Variants of Uncertain Significance
Not everyone with HCM has an identified mutation that has been shown to cause HCM. Some people may have variants in the related genes, but it remains unclear if they are the cause of HCM. These are known as “variants of uncertain significance.”
As our understanding of genetics in HCM evolves, these variants may be further clarified.
Risk Factors for Sudden Cardiac Death
Heart muscle thickening, disorganization, and scarring in HCM can lead to arrhythmias and sudden cardiac death. In fact, HCM is the most commonly identified cause of sudden death in athletes younger than 30 years old.
Healthcare providers use risk factors to determine the risk of sudden death and make recommendations about exercise restrictions and implantable cardioverter defibrillators (ICDs). These devices monitor the heart rhythm and provide a shock of electricity to stop dangerous arrhythmias.
The following are factors found to be associated with increased risk of SCD.
Sudden Cardiac Death in a Family Member
The risk of sudden death is increased if a family member has experienced SCD. This is particularly true when the family member is a close relative (first or second degree relative) and was less than 50 years of age at the time of death.
Findings on Heart Imaging
The left ventricle is the main muscular chamber of the heart that pumps blood to the body. Noninvasive imaging tests, such as echocardiogram and cardiac magnetic resonance imaging (MRI), give information about the left ventricle that can predict who is at higher risk of SCD.
Findings that may indicate HCM include:
Thickness of the left ventricular wall: Normally, the left ventricle is less than 1 centimeter thick. In HCM, however, the left ventricle is thicker. Those with HCM who have left ventricular wall thickness of 3 centimeters or more are at high risk of sudden cardiac death. Left ventricular dysfunction: The ejection fraction (EF) is a measure of the heart’s pumping function. The EF is the proportion of blood pumped out with each heartbeat. In HCM, when the EF is below 50%, risk of SCD is higher. Apical aneurysm: People with HCM sometimes have a small out-pouching of the ventricular wall, known as an apical aneurysm. Having an apical aneurysm also increases risk of SCD in HCM. Extensive scarring: Cardiac MRI can reveal scarring of the heart. When less than 15% of the heart is scarred, risk of SCD is higher.
History of Unexplained Syncope
Those with HCM who have had recent unexplained fainting spells are also at risk of SCD. “Unexplained” syncope, or fainting, means that there was no obvious cause of loss of consciousness, such as a vasovagal event (for example, passing out when getting blood drawn).
Findings on Heart Rhythm Monitoring
People with HCM undergo heart rhythm monitoring to evaluate for arrhythmias. Those whose rhythm monitoring show an arrhythmia called nonsustained ventricular tachycardia (NSVT) that are frequent, long, or very fast, are at higher risk of SCD.
Summary
Hypertrophic cardiomyopathy is an inherited disease that can be caused by several different genetic mutations. Having a genetic mutation increases risk, but does not mean that your heart will necessarily be severely affected. Genetic testing is particularly useful for evaluating family members.
Beta-blockers Calcium channel blockers Disopyramide Mavacamten (recently approved by the Food and Drug Administration) Septal reduction therapy Implantable cardioverter defibrillator
If hypertrophic cardiomyopathy runs in your family, you should have an evaluation by a cardiologist, who will evaluate your symptoms, family history, and order any necessary testing.
A Word From Verywell
Finding out that you have a genetic mutation for hypertrophic cardiomyopathy can provoke anxiety, especially if other family members have experienced problems from thickened heart muscle. Know that not everyone with the mutation goes on to have detectable heart problems, and there are many promising treatments for people with HCM. Cardiac testing will help you and your healthcare provider determine a treatment and follow-up plan.

◆ Work task 1
List the section headings that the text on hypertrophic cardiomyopathy gives for factors associated with increased risk of sudden cardiac death.
◆ Work task 2
According to the text on hypertrophic cardiomyopathy, what left ventricular wall thickness puts people with HCM at high risk of sudden cardiac death?

◆ Dataset extract
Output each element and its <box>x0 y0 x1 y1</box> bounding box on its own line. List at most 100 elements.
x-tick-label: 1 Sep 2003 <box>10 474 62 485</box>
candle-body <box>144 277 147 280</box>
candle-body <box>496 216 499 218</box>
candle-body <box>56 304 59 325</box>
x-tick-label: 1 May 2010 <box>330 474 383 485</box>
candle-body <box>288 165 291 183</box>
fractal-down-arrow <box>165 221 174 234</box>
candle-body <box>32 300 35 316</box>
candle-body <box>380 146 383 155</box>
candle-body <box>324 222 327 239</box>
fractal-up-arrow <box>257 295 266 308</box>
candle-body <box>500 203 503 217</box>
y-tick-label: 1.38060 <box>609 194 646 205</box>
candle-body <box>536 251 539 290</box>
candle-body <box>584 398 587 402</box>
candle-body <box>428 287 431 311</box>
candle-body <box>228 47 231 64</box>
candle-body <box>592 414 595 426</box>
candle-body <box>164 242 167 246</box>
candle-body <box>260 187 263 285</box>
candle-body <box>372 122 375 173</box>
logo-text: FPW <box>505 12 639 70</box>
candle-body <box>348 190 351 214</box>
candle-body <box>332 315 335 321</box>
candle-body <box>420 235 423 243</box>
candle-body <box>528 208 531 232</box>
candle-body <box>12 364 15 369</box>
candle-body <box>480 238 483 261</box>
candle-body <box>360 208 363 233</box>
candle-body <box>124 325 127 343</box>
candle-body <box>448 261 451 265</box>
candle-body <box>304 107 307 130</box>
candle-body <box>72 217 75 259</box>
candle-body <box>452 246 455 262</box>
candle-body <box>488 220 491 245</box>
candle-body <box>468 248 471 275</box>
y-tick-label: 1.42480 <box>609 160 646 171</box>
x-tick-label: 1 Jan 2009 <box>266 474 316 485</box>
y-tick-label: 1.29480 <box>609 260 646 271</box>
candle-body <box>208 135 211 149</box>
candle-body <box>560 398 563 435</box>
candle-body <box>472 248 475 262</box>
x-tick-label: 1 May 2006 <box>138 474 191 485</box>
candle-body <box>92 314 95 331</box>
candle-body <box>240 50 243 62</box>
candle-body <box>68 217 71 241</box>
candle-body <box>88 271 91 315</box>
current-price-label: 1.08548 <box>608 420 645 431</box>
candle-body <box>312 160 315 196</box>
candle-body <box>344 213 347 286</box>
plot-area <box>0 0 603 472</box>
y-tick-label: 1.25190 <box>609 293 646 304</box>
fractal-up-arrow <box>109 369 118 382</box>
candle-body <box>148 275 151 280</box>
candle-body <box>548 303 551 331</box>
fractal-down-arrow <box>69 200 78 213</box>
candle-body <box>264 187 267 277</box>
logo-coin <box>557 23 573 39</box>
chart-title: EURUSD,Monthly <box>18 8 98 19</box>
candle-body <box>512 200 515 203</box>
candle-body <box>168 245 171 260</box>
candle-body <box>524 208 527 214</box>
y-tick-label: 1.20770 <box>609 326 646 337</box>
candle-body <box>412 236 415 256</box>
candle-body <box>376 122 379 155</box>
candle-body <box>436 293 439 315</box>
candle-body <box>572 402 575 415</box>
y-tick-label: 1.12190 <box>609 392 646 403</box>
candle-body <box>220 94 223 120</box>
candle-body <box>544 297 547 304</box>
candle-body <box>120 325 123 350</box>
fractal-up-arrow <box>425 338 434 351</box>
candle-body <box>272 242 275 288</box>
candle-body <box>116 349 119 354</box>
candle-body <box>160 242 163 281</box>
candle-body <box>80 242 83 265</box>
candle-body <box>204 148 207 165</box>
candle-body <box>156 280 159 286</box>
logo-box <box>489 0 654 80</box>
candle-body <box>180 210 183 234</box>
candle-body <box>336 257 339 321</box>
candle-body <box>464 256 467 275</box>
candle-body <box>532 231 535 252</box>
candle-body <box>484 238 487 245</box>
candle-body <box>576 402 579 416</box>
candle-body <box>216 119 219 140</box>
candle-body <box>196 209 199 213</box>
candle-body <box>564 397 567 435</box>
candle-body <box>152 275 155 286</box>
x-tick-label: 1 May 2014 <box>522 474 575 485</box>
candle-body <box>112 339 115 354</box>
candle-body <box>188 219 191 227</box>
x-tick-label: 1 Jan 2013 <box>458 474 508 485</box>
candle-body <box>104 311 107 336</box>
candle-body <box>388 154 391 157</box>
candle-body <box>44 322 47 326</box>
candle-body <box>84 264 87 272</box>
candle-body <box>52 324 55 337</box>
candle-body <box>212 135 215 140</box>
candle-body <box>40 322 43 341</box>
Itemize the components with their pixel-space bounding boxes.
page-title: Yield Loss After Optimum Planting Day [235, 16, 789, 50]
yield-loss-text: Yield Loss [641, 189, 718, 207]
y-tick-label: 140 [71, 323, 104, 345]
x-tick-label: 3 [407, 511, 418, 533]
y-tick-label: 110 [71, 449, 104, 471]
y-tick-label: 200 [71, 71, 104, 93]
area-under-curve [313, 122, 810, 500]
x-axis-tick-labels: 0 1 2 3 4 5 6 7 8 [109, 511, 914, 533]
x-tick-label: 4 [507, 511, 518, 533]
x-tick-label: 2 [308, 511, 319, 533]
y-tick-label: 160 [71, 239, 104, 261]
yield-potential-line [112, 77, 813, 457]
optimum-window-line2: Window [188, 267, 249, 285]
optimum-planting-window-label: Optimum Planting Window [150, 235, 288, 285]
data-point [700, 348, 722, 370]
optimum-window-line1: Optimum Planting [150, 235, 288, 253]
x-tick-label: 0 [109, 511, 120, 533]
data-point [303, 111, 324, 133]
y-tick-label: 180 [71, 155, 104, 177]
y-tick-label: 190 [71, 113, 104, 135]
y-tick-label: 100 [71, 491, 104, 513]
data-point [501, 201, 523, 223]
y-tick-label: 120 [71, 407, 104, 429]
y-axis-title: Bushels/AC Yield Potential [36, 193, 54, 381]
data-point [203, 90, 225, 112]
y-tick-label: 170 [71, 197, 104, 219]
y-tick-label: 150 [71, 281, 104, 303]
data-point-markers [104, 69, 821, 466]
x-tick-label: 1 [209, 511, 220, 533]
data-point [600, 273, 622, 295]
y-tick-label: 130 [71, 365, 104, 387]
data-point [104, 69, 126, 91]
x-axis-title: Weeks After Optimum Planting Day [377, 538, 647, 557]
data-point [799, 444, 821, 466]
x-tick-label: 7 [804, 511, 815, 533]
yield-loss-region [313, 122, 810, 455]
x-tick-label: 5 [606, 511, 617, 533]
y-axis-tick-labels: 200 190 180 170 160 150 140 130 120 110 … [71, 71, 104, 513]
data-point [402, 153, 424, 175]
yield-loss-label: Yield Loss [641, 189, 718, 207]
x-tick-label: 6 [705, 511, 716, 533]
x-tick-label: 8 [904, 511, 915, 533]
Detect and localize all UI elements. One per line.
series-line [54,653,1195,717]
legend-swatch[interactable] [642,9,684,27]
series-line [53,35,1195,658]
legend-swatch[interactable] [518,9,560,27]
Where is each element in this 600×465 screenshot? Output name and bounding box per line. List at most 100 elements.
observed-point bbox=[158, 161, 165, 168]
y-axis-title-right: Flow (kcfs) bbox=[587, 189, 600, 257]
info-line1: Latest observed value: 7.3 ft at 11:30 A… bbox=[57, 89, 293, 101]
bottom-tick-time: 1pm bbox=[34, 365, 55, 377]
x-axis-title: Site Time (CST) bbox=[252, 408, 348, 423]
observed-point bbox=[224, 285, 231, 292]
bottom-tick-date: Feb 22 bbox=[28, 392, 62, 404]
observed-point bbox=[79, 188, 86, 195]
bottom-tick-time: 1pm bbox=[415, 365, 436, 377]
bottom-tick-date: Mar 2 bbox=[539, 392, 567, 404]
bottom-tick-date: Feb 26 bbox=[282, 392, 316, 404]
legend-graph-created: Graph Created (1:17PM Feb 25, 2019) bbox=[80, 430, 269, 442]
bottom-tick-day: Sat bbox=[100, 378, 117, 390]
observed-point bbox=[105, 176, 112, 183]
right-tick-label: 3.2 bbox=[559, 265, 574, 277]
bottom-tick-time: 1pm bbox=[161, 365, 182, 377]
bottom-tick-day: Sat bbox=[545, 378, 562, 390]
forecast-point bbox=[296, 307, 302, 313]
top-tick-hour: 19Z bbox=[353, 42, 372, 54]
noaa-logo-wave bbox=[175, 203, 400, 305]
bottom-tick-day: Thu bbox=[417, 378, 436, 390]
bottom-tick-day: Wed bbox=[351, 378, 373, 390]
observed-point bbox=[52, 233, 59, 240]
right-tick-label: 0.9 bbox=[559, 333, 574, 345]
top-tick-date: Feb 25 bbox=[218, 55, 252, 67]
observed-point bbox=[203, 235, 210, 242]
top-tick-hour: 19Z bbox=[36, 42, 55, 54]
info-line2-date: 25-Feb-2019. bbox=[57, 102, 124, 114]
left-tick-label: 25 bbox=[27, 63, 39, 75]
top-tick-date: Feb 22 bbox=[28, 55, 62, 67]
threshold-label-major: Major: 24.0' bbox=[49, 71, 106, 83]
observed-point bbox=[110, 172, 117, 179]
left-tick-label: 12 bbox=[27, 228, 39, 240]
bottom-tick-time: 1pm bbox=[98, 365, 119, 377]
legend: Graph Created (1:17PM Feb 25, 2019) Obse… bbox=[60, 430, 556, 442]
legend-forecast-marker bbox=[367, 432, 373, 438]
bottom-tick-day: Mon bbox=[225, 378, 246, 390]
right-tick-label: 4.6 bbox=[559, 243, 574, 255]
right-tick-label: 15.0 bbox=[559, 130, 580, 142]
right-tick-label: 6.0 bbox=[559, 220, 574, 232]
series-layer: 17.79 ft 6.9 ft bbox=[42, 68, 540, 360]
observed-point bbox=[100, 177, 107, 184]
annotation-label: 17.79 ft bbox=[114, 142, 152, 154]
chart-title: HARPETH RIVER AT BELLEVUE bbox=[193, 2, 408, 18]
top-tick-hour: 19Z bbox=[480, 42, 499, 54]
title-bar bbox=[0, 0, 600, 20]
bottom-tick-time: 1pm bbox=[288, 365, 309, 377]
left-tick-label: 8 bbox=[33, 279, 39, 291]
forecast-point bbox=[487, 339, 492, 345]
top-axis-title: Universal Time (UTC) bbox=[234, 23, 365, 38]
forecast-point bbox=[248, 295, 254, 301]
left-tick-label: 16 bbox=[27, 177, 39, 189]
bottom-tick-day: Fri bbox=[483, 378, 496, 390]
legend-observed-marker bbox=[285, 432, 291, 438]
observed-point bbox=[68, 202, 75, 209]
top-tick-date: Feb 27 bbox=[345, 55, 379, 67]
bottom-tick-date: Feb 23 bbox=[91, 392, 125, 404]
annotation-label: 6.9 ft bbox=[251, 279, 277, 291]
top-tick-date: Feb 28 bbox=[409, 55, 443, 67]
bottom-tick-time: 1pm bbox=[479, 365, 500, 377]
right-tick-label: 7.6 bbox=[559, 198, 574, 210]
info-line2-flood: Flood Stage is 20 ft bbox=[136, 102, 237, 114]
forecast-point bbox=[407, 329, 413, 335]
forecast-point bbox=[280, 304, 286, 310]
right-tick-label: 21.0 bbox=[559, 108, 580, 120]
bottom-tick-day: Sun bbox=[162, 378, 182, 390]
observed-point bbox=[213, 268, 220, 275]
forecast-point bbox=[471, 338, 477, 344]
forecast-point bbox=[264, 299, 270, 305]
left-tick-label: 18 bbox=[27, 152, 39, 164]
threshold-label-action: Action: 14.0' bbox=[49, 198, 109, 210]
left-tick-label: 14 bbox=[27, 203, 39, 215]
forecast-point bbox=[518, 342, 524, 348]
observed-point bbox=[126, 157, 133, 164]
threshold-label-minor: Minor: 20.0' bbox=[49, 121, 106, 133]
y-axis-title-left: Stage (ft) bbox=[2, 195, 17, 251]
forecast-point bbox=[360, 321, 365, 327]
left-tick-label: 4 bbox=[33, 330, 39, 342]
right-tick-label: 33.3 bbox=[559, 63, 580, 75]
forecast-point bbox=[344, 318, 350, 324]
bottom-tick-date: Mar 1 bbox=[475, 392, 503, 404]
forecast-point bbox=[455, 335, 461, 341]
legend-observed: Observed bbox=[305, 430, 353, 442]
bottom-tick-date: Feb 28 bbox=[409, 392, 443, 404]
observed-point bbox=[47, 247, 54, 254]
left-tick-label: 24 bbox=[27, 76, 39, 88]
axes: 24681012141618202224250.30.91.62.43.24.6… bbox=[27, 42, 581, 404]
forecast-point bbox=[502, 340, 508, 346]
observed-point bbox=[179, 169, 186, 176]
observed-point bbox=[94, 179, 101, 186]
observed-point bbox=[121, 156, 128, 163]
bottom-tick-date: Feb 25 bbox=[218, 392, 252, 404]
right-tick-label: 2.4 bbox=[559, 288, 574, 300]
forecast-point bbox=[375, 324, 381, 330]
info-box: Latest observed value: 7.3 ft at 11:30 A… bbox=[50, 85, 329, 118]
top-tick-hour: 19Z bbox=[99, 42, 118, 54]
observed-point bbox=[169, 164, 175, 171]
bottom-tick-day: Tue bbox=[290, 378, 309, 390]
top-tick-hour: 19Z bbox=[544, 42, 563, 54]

◆ Your response 1
Sudden Cardiac Death in a Family Member
Findings on Heart Imaging
History of Unexplained Syncope
Findings on Heart Rhythm Monitoring

◆ Your response 2
A thickness of 3 centimeters or more.